### Dataset entries

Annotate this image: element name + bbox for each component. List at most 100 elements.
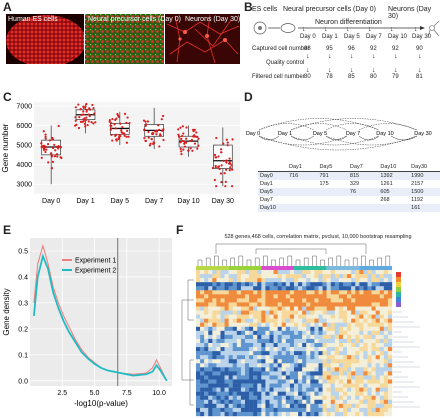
data-point	[93, 112, 96, 115]
graph-node-2: Day 5	[313, 131, 327, 137]
table-row: Day0 716 791 815 1392 1990	[258, 171, 440, 180]
b-row-label-1: Quality control	[266, 60, 305, 66]
plot-background	[30, 238, 172, 386]
data-point	[155, 133, 158, 136]
data-point	[42, 148, 46, 152]
table-cell: 76	[349, 189, 357, 195]
x-tick-label: 5.0	[90, 390, 100, 397]
graph-edge	[258, 123, 315, 131]
data-point	[90, 121, 93, 124]
data-point	[119, 122, 122, 125]
data-point	[77, 126, 81, 130]
data-point	[83, 117, 86, 120]
es-cells-image	[6, 14, 84, 64]
b-day-5: Day 30	[412, 34, 432, 40]
table-cell: 716	[288, 173, 299, 179]
panel-b-letter: B	[244, 0, 253, 14]
data-point	[126, 129, 129, 133]
b-cell-2-0: 80	[304, 74, 311, 80]
table-cell: 1192	[411, 197, 423, 203]
precursor-cell-icon	[280, 23, 296, 33]
panel-e-letter: E	[3, 223, 12, 237]
data-point	[82, 110, 85, 113]
graph-edge	[325, 135, 418, 146]
data-point	[231, 168, 234, 171]
data-point	[180, 150, 183, 153]
down-arrow-icon: ↓	[306, 67, 310, 74]
data-point	[125, 135, 128, 138]
table-cell: 1990	[411, 173, 424, 179]
table-cell	[287, 188, 317, 196]
data-point	[228, 169, 231, 172]
down-arrow-icon: ↓	[418, 53, 422, 60]
y-tick-label: 5000	[16, 143, 32, 150]
data-point	[77, 103, 80, 106]
data-point	[225, 138, 228, 141]
data-point	[220, 148, 223, 151]
arrow-head-icon	[420, 26, 425, 30]
data-point	[187, 149, 190, 152]
graph-edge	[325, 135, 348, 141]
left-dendrogram	[181, 279, 194, 406]
heatmap-title: 528 genes,468 cells, correlation matrix,…	[224, 234, 412, 240]
data-point	[86, 124, 89, 127]
data-point	[79, 120, 83, 123]
table-cell: 605	[380, 189, 390, 195]
density-chart: 0.0 0.1 0.2 0.3 0.4 0.5 2.5 5.0 7.5 10.0 Experimen…	[2, 238, 172, 408]
data-point	[220, 151, 223, 154]
neurons-image	[165, 14, 240, 64]
data-point	[181, 135, 184, 138]
data-point	[229, 166, 232, 169]
legend-label-0: Experiment 1	[75, 258, 116, 265]
graph-edge	[325, 123, 380, 131]
data-point	[78, 116, 81, 119]
box-5	[213, 144, 233, 169]
graph-edge	[290, 135, 380, 146]
data-point	[42, 146, 45, 149]
data-point	[162, 128, 165, 131]
day-arrow-icon: ↓	[414, 26, 418, 33]
graph-node-3: Day 7	[346, 131, 360, 137]
data-point	[114, 127, 117, 130]
data-point	[127, 135, 130, 138]
data-point	[40, 145, 43, 149]
table-header: Day5	[317, 163, 348, 172]
data-point	[83, 122, 86, 125]
data-point	[158, 128, 161, 131]
graph-edge	[290, 135, 315, 141]
data-point	[144, 123, 148, 126]
table-row: Day10 161	[258, 204, 440, 212]
graph-node-4: Day 10	[376, 131, 393, 137]
data-point	[179, 141, 182, 144]
label-precursor-day0: Neural precursor cells (Day 0)	[88, 16, 181, 23]
data-point	[84, 119, 87, 122]
label-human-es-cells: Human ES cells	[8, 16, 58, 23]
b-label-precursor: Neural precursor cells (Day 0)	[283, 6, 376, 13]
cluster-color-0	[196, 266, 229, 270]
panel-c-letter: C	[3, 90, 12, 104]
data-point	[74, 106, 77, 109]
data-point	[92, 122, 95, 125]
data-point	[53, 143, 56, 146]
data-point	[155, 129, 159, 133]
data-point	[57, 147, 60, 150]
legend-color-2	[396, 282, 401, 287]
data-point	[88, 114, 91, 118]
gene-number-boxplot: 3000 4000 5000 6000 7000 Gene number Day 0 Day …	[1, 102, 240, 205]
x-tick-label: 2.5	[57, 390, 67, 397]
graph-edge	[358, 123, 418, 131]
table-header: Day7	[347, 163, 379, 172]
data-point	[230, 164, 233, 167]
data-point	[125, 121, 128, 124]
data-point	[92, 106, 95, 110]
y-tick-label: 3000	[16, 182, 32, 189]
day-arrow-icon: ↓	[346, 26, 350, 33]
data-point	[109, 128, 112, 131]
data-point	[44, 145, 47, 148]
data-point	[51, 160, 55, 163]
data-point	[144, 120, 147, 123]
data-point	[126, 116, 129, 119]
down-arrow-icon: ↓	[418, 67, 422, 74]
x-tick-label: Day 30	[212, 198, 234, 205]
down-arrow-icon: ↓	[394, 53, 398, 60]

### Problem description
Exactly how many lines in the data above hold "color"? State that number only.

### Task solution
2